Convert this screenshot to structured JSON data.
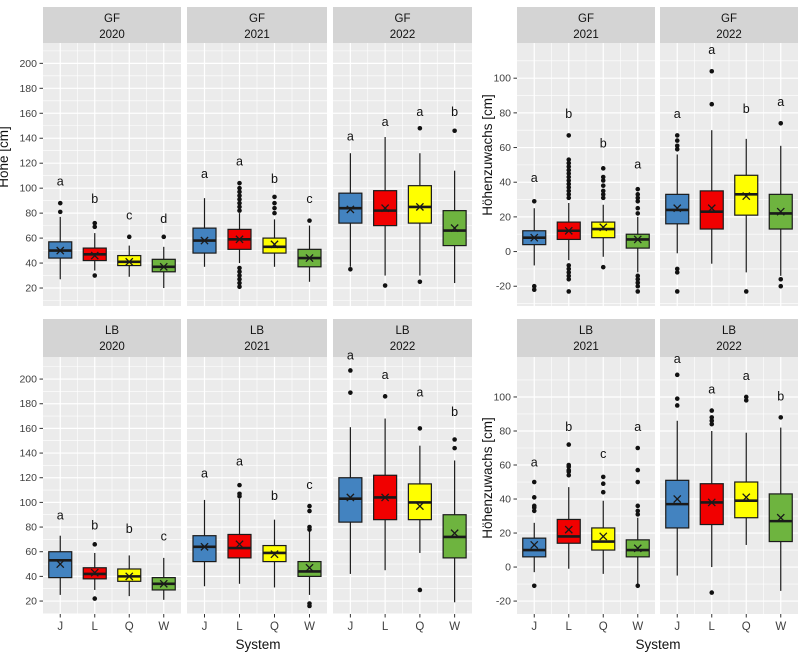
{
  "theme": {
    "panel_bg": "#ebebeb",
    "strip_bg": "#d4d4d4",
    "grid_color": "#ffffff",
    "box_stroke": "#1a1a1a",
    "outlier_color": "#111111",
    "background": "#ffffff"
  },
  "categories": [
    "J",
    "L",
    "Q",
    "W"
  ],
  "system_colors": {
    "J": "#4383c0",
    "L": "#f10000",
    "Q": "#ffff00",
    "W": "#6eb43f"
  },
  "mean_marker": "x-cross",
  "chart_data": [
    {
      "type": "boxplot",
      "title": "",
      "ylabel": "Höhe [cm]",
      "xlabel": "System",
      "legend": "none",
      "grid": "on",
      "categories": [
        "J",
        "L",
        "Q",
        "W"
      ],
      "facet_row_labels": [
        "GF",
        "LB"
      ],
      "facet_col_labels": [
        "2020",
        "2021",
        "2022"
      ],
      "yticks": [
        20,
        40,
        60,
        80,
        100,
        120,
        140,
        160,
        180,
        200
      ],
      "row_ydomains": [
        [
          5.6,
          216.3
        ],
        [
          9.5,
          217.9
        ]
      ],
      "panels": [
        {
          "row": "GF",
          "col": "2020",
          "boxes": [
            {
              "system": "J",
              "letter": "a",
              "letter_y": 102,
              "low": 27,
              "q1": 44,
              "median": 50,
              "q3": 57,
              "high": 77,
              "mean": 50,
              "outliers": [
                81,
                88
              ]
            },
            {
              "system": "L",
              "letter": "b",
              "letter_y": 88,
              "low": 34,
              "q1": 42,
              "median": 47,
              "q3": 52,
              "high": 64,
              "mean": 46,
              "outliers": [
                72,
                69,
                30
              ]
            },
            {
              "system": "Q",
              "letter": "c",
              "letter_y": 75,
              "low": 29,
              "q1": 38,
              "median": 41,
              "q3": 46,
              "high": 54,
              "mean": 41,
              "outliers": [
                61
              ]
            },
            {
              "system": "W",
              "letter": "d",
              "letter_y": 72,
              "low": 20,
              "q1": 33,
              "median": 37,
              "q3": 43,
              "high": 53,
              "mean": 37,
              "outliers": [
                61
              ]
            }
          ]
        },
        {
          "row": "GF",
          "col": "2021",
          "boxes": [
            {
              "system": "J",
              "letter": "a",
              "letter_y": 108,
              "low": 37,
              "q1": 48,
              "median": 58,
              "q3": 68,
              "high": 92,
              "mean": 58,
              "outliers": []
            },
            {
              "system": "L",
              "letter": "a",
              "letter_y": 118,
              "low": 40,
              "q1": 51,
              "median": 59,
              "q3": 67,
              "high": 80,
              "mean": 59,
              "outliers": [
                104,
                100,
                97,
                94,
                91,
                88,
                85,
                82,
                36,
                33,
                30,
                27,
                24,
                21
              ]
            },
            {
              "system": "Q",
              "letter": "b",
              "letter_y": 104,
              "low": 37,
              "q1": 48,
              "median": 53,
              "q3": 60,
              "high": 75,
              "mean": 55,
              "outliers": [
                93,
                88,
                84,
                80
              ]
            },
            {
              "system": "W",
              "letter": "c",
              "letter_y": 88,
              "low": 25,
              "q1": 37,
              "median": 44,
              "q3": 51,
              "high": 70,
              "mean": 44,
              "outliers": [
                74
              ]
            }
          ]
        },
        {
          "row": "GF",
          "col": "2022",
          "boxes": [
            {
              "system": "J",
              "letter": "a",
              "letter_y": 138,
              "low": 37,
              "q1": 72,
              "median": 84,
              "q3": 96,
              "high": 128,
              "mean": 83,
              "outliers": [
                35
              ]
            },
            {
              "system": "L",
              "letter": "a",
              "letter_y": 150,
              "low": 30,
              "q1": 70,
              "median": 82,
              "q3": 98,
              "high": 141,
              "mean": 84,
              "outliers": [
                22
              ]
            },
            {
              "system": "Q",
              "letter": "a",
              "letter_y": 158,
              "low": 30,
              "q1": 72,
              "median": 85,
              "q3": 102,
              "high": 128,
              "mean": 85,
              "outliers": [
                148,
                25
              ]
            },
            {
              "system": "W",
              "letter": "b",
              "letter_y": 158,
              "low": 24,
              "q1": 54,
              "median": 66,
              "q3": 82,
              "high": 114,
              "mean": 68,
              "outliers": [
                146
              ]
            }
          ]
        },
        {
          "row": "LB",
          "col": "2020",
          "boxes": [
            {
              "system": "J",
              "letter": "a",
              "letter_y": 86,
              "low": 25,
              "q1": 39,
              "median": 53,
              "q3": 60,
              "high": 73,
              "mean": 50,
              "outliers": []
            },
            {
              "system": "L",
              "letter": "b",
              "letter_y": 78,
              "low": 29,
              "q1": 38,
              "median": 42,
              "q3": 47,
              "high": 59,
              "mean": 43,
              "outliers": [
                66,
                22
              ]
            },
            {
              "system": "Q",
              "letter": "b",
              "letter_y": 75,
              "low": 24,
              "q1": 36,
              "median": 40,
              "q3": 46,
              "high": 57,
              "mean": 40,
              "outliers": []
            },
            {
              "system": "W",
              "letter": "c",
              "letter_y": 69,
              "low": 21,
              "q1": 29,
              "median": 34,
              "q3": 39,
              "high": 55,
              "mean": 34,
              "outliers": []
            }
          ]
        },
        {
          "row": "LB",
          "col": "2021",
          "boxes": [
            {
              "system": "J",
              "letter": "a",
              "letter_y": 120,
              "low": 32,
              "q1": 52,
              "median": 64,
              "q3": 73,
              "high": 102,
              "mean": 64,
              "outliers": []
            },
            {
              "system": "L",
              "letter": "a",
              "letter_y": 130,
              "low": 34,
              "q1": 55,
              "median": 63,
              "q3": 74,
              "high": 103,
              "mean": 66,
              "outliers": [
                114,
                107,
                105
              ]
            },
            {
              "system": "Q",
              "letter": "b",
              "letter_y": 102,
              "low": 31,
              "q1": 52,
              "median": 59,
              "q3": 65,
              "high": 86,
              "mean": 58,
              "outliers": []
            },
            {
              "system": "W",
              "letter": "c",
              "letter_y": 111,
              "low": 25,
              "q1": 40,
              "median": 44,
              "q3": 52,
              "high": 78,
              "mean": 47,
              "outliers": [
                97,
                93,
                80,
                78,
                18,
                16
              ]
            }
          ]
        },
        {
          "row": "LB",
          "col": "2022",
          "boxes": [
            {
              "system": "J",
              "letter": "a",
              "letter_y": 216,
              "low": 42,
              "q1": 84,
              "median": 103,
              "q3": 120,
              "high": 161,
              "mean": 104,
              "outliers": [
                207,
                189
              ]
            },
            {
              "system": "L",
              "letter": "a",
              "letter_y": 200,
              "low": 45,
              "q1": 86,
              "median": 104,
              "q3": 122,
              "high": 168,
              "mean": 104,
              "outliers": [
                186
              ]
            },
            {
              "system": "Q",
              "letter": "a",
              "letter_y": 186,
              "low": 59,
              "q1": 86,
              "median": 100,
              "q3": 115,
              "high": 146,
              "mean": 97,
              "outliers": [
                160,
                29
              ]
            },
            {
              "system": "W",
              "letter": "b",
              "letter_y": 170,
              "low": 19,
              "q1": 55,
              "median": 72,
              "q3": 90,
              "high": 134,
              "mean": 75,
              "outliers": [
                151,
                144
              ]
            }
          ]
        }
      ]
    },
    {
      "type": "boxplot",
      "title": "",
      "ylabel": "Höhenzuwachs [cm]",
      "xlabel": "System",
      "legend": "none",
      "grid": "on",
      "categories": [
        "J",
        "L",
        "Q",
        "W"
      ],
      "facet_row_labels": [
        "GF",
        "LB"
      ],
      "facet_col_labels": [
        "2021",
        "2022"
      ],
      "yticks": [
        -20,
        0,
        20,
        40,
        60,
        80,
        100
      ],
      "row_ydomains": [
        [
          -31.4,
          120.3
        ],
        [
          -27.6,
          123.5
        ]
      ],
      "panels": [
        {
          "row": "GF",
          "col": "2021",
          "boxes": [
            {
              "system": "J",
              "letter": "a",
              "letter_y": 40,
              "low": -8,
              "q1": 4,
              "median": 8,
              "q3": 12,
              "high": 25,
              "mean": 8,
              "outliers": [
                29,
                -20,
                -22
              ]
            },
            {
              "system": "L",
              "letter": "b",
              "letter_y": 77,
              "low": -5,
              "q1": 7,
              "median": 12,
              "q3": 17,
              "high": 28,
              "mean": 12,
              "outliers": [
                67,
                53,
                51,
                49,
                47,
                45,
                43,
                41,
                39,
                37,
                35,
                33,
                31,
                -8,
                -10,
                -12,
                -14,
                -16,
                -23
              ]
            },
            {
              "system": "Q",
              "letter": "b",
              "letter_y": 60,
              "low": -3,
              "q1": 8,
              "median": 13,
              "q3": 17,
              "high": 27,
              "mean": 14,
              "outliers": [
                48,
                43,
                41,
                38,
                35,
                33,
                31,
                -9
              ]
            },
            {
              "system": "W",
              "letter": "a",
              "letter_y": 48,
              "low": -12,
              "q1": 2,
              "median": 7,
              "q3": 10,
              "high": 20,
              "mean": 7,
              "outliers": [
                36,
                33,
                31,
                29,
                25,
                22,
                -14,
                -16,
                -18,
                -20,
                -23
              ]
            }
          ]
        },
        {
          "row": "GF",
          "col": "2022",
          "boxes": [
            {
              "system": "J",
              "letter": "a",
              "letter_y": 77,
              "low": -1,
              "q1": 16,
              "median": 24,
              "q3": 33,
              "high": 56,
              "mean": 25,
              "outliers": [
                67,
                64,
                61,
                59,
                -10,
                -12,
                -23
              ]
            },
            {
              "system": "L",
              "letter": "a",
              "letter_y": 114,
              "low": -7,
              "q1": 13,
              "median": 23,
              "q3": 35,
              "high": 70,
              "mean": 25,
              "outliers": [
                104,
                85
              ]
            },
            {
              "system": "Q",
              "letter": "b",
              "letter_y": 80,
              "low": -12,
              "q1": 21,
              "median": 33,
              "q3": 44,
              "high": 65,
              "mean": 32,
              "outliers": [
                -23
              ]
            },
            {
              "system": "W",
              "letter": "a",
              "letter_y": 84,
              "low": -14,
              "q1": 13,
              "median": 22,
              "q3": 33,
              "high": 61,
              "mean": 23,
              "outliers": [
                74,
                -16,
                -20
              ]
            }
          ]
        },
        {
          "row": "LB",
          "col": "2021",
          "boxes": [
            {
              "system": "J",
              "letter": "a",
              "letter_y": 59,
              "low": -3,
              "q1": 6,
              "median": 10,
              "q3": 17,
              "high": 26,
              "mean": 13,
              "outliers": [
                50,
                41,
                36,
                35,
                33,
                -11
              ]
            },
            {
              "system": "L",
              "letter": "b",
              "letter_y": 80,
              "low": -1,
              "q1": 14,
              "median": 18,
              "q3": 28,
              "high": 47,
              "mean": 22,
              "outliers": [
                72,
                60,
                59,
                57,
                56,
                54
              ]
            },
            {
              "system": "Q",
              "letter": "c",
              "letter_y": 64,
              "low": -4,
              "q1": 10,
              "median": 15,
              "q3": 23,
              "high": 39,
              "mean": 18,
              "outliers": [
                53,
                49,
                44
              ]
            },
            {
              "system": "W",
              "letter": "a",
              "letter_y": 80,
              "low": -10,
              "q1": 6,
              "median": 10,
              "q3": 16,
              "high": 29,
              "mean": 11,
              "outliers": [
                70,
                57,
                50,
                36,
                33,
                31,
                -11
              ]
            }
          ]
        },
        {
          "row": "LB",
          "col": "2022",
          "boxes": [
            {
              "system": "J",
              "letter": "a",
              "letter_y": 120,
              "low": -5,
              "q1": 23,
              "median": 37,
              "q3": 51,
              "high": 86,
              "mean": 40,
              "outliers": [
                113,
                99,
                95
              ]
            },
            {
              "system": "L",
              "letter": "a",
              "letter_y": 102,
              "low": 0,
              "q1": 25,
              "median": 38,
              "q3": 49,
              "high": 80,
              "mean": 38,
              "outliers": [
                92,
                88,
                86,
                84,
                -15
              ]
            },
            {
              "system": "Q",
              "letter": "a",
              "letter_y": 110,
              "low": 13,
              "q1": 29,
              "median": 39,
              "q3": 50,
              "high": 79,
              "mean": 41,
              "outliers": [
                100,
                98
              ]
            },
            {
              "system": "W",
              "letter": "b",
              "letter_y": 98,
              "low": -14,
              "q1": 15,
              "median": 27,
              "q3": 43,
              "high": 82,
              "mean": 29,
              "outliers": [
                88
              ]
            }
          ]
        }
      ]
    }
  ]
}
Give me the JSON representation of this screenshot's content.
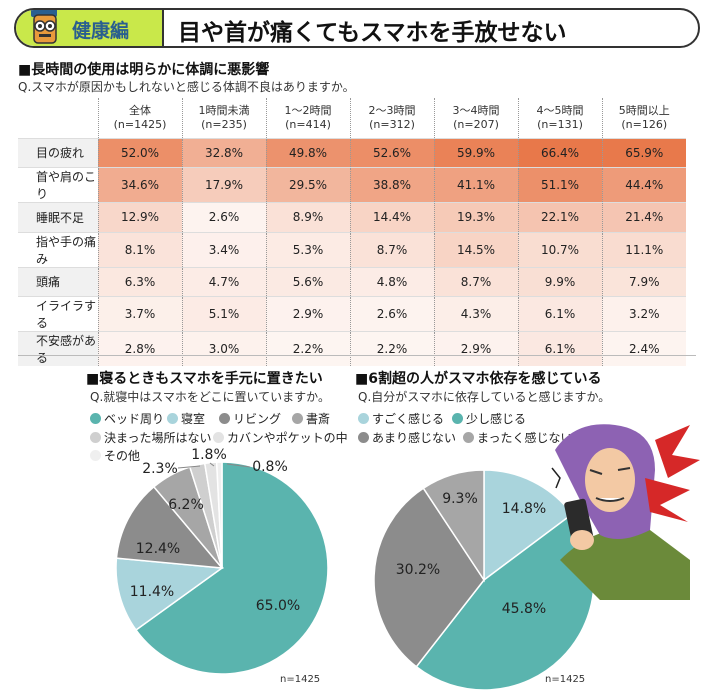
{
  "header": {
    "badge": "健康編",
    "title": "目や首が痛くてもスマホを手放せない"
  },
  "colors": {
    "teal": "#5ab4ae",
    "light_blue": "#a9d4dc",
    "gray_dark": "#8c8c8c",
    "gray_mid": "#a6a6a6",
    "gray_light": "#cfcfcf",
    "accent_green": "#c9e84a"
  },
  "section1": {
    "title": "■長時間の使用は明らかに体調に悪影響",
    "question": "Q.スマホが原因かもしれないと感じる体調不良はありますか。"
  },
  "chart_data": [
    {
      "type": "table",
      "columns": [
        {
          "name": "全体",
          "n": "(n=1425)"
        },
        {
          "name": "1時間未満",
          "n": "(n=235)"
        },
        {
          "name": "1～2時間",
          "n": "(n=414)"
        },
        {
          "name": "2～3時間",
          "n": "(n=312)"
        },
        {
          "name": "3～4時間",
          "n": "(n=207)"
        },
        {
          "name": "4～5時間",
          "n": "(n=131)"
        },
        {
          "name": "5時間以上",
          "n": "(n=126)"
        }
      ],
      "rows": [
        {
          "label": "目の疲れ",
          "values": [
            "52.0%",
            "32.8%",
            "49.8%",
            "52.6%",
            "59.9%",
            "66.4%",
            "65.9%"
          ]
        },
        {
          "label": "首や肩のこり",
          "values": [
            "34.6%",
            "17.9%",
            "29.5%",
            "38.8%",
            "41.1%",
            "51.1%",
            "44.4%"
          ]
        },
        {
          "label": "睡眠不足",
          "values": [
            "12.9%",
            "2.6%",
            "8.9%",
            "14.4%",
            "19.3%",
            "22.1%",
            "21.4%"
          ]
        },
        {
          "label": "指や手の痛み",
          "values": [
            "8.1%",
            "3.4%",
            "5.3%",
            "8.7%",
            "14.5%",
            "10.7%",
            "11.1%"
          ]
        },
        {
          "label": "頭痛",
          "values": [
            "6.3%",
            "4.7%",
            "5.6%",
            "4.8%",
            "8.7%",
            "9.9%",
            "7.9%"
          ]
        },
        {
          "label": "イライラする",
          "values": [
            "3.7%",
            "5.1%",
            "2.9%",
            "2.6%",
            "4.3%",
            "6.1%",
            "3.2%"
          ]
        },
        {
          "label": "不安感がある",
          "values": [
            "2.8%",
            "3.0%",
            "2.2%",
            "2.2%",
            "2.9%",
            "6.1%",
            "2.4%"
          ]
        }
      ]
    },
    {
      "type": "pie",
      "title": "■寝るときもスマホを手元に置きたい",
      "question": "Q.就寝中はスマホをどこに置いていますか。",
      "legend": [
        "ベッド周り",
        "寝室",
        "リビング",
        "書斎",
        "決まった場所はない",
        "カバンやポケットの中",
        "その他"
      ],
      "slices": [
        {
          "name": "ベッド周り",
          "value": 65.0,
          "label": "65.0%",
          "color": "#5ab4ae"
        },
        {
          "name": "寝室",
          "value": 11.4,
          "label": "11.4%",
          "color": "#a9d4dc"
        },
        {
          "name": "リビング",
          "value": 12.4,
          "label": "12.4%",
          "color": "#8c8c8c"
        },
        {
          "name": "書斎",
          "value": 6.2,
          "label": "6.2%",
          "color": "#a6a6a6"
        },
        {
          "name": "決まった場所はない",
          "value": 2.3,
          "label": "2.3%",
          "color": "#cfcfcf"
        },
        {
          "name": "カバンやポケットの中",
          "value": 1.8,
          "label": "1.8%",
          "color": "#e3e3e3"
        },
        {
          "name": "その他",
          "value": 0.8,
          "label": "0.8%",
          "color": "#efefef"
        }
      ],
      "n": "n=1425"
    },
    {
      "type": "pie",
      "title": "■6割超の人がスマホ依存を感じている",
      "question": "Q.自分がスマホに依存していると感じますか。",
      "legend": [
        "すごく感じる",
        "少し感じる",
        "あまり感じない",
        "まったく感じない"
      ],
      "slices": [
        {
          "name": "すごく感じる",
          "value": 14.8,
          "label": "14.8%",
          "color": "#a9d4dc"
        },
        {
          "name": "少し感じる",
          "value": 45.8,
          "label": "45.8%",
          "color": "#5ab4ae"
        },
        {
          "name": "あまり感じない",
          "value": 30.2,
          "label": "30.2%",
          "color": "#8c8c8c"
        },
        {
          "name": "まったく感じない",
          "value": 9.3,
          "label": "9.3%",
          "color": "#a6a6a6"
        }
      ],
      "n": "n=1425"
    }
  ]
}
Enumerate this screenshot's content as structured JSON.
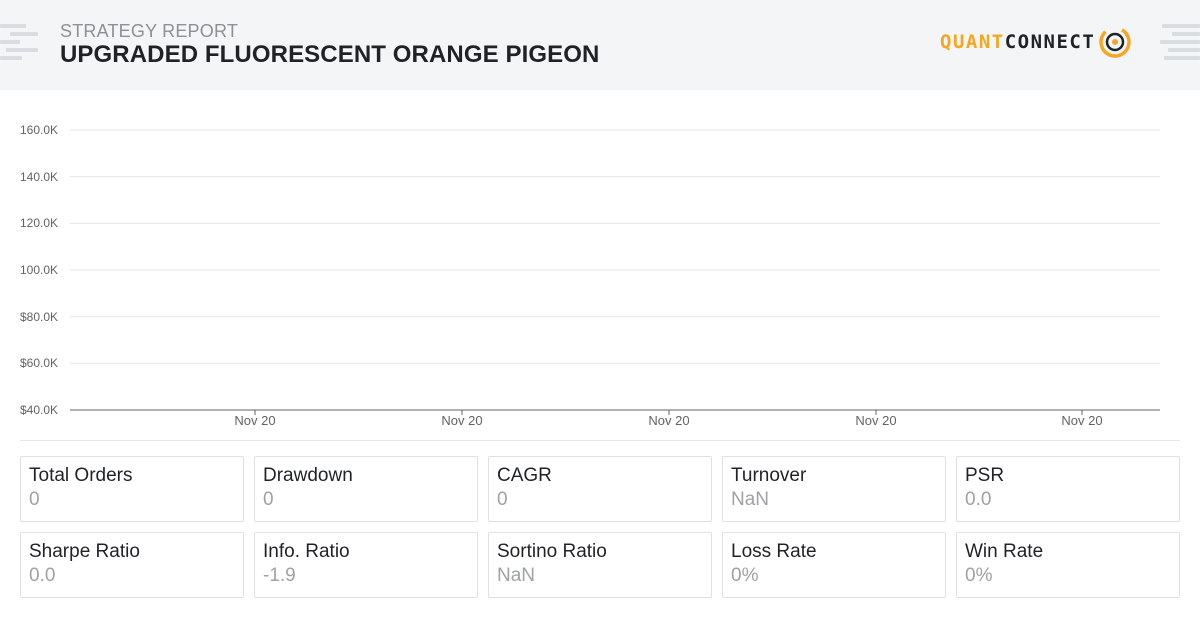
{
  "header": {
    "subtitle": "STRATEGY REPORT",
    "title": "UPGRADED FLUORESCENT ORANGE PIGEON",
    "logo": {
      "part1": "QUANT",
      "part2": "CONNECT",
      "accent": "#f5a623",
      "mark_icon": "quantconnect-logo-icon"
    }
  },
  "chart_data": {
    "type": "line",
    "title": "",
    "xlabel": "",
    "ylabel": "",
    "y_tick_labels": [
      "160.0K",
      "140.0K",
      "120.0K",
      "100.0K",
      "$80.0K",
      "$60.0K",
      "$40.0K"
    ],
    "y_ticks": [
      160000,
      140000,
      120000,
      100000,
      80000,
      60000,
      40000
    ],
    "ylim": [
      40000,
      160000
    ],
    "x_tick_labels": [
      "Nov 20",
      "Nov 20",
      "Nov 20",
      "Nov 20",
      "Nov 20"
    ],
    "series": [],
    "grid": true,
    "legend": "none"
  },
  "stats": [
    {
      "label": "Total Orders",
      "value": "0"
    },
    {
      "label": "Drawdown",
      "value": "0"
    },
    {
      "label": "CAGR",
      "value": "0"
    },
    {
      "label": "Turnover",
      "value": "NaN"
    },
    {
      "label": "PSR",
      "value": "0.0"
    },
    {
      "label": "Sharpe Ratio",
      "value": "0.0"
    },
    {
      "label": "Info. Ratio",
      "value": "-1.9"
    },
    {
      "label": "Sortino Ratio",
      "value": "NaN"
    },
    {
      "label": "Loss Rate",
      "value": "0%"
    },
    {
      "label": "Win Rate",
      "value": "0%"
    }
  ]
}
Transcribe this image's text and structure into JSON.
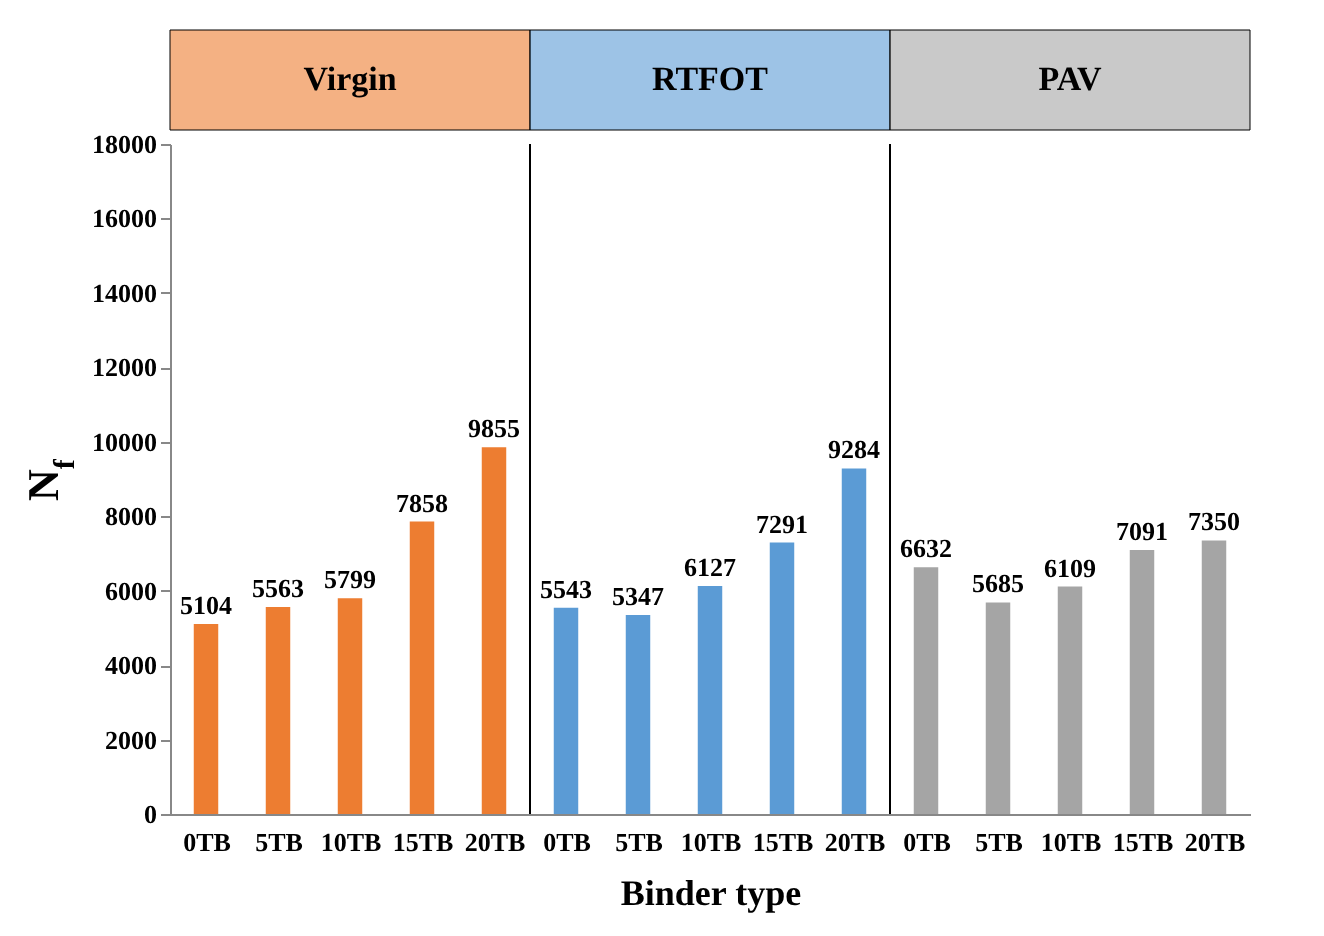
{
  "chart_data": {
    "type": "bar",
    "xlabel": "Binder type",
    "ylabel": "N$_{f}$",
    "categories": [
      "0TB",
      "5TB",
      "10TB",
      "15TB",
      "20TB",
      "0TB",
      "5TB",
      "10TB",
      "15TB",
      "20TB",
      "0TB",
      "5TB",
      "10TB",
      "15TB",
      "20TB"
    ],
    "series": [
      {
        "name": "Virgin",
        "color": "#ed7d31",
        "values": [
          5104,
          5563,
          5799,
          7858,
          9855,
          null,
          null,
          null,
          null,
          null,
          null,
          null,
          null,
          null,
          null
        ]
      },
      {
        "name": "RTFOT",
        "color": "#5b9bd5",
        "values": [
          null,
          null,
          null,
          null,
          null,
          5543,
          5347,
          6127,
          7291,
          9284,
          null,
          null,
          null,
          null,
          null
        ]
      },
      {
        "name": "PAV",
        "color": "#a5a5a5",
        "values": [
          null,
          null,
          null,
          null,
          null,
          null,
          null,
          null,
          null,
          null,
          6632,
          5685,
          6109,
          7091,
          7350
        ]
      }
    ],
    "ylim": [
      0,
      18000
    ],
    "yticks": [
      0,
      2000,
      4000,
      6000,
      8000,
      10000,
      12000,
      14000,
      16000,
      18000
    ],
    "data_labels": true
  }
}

**WHAT THE TASK ASKS**
Leaving the pictures out, set down exactly the lines from the one with "Transcribe this image's" through the end of the records.

**RESULT OF THE EXERCISE**
Transcribe this image's text and structure into JSON.
{
  "chart_data": {
    "type": "bar",
    "xlabel": "Binder type",
    "ylabel": "N$_{f}$",
    "categories": [
      "0TB",
      "5TB",
      "10TB",
      "15TB",
      "20TB",
      "0TB",
      "5TB",
      "10TB",
      "15TB",
      "20TB",
      "0TB",
      "5TB",
      "10TB",
      "15TB",
      "20TB"
    ],
    "series": [
      {
        "name": "Virgin",
        "color": "#ed7d31",
        "values": [
          5104,
          5563,
          5799,
          7858,
          9855,
          null,
          null,
          null,
          null,
          null,
          null,
          null,
          null,
          null,
          null
        ]
      },
      {
        "name": "RTFOT",
        "color": "#5b9bd5",
        "values": [
          null,
          null,
          null,
          null,
          null,
          5543,
          5347,
          6127,
          7291,
          9284,
          null,
          null,
          null,
          null,
          null
        ]
      },
      {
        "name": "PAV",
        "color": "#a5a5a5",
        "values": [
          null,
          null,
          null,
          null,
          null,
          null,
          null,
          null,
          null,
          null,
          6632,
          5685,
          6109,
          7091,
          7350
        ]
      }
    ],
    "ylim": [
      0,
      18000
    ],
    "yticks": [
      0,
      2000,
      4000,
      6000,
      8000,
      10000,
      12000,
      14000,
      16000,
      18000
    ],
    "data_labels": true
  }
}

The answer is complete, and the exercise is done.